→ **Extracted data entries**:
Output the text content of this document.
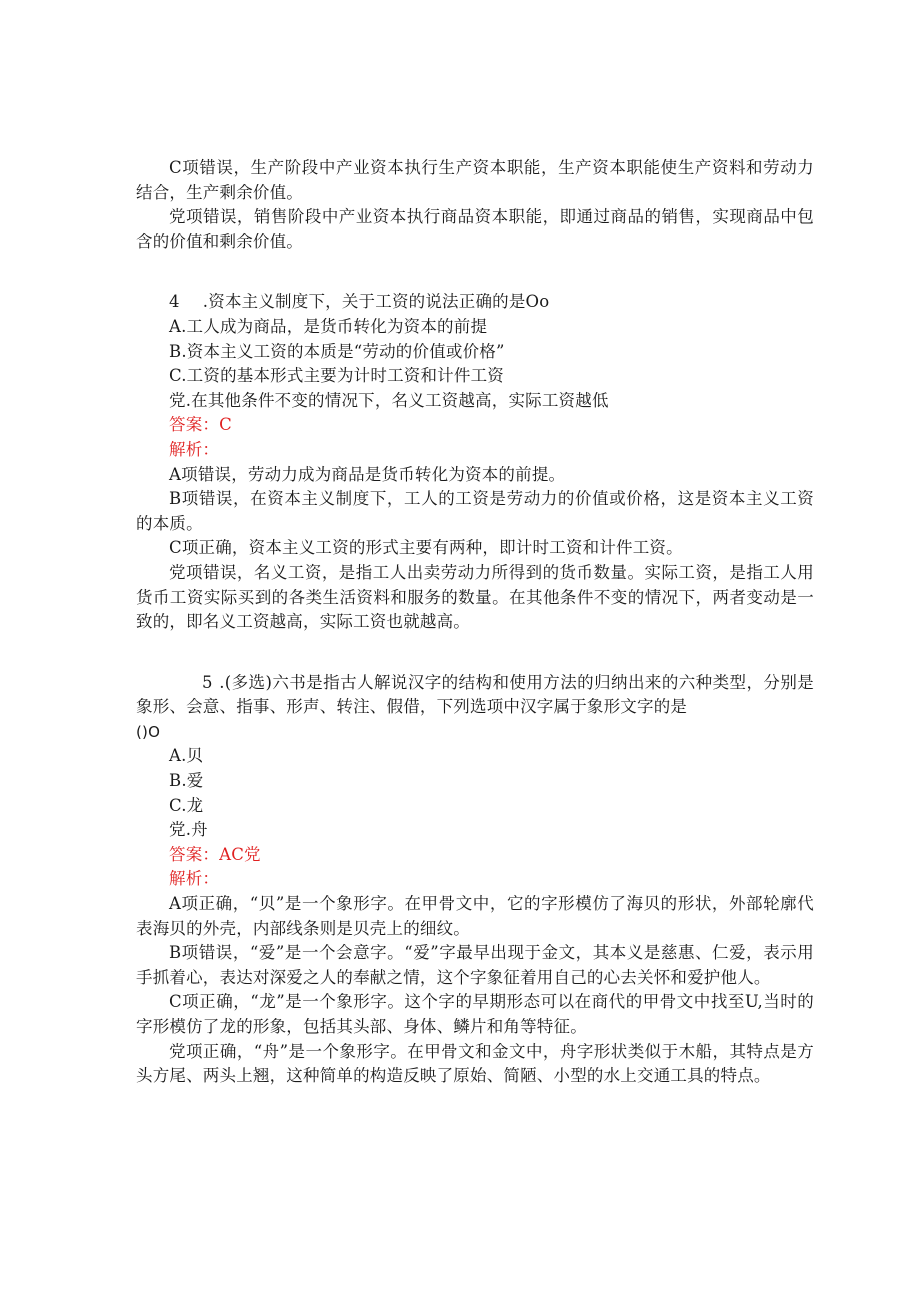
C项错误，生产阶段中产业资本执行生产资本职能，生产资本职能使生产资料和劳动力结合，生产剩余价值。

党项错误，销售阶段中产业资本执行商品资本职能，即通过商品的销售，实现商品中包含的价值和剩余价值。

4 .资本主义制度下，关于工资的说法正确的是Oo

A.工人成为商品，是货币转化为资本的前提

B.资本主义工资的本质是“劳动的价值或价格”

C.工资的基本形式主要为计时工资和计件工资

党.在其他条件不变的情况下，名义工资越高，实际工资越低

答案：C

解析：

A项错误，劳动力成为商品是货币转化为资本的前提。

B项错误，在资本主义制度下，工人的工资是劳动力的价值或价格，这是资本主义工资的本质。

C项正确，资本主义工资的形式主要有两种，即计时工资和计件工资。

党项错误，名义工资，是指工人出卖劳动力所得到的货币数量。实际工资，是指工人用货币工资实际买到的各类生活资料和服务的数量。在其他条件不变的情况下，两者变动是一致的，即名义工资越高，实际工资也就越高。

5 .(多选)六书是指古人解说汉字的结构和使用方法的归纳出来的六种类型，分别是象形、会意、指事、形声、转注、假借，下列选项中汉字属于象形文字的是

()O

A.贝

B.爱

C.龙

党.舟

答案：AC党

解析：

A项正确，“贝”是一个象形字。在甲骨文中，它的字形模仿了海贝的形状，外部轮廓代表海贝的外壳，内部线条则是贝壳上的细纹。

B项错误，“爱”是一个会意字。“爱”字最早出现于金文，其本义是慈惠、仁爱，表示用手抓着心，表达对深爱之人的奉献之情，这个字象征着用自己的心去关怀和爱护他人。

C项正确，“龙”是一个象形字。这个字的早期形态可以在商代的甲骨文中找至U,当时的字形模仿了龙的形象，包括其头部、身体、鳞片和角等特征。

党项正确，“舟”是一个象形字。在甲骨文和金文中，舟字形状类似于木船，其特点是方头方尾、两头上翘，这种简单的构造反映了原始、简陋、小型的水上交通工具的特点。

→ **Problem details**:
Retype the entries word for word. Omit any images.

→ **Answer**:
Output the text content of this document.
C项错误，生产阶段中产业资本执行生产资本职能，生产资本职能使生产资料和劳动力结合，生产剩余价值。

党项错误，销售阶段中产业资本执行商品资本职能，即通过商品的销售，实现商品中包含的价值和剩余价值。

4 .资本主义制度下，关于工资的说法正确的是Oo

A.工人成为商品，是货币转化为资本的前提

B.资本主义工资的本质是“劳动的价值或价格”

C.工资的基本形式主要为计时工资和计件工资

党.在其他条件不变的情况下，名义工资越高，实际工资越低

答案：C

解析：

A项错误，劳动力成为商品是货币转化为资本的前提。

B项错误，在资本主义制度下，工人的工资是劳动力的价值或价格，这是资本主义工资的本质。

C项正确，资本主义工资的形式主要有两种，即计时工资和计件工资。

党项错误，名义工资，是指工人出卖劳动力所得到的货币数量。实际工资，是指工人用货币工资实际买到的各类生活资料和服务的数量。在其他条件不变的情况下，两者变动是一致的，即名义工资越高，实际工资也就越高。

5 .(多选)六书是指古人解说汉字的结构和使用方法的归纳出来的六种类型，分别是象形、会意、指事、形声、转注、假借，下列选项中汉字属于象形文字的是

()O

A.贝

B.爱

C.龙

党.舟

答案：AC党

解析：

A项正确，“贝”是一个象形字。在甲骨文中，它的字形模仿了海贝的形状，外部轮廓代表海贝的外壳，内部线条则是贝壳上的细纹。

B项错误，“爱”是一个会意字。“爱”字最早出现于金文，其本义是慈惠、仁爱，表示用手抓着心，表达对深爱之人的奉献之情，这个字象征着用自己的心去关怀和爱护他人。

C项正确，“龙”是一个象形字。这个字的早期形态可以在商代的甲骨文中找至U,当时的字形模仿了龙的形象，包括其头部、身体、鳞片和角等特征。

党项正确，“舟”是一个象形字。在甲骨文和金文中，舟字形状类似于木船，其特点是方头方尾、两头上翘，这种简单的构造反映了原始、简陋、小型的水上交通工具的特点。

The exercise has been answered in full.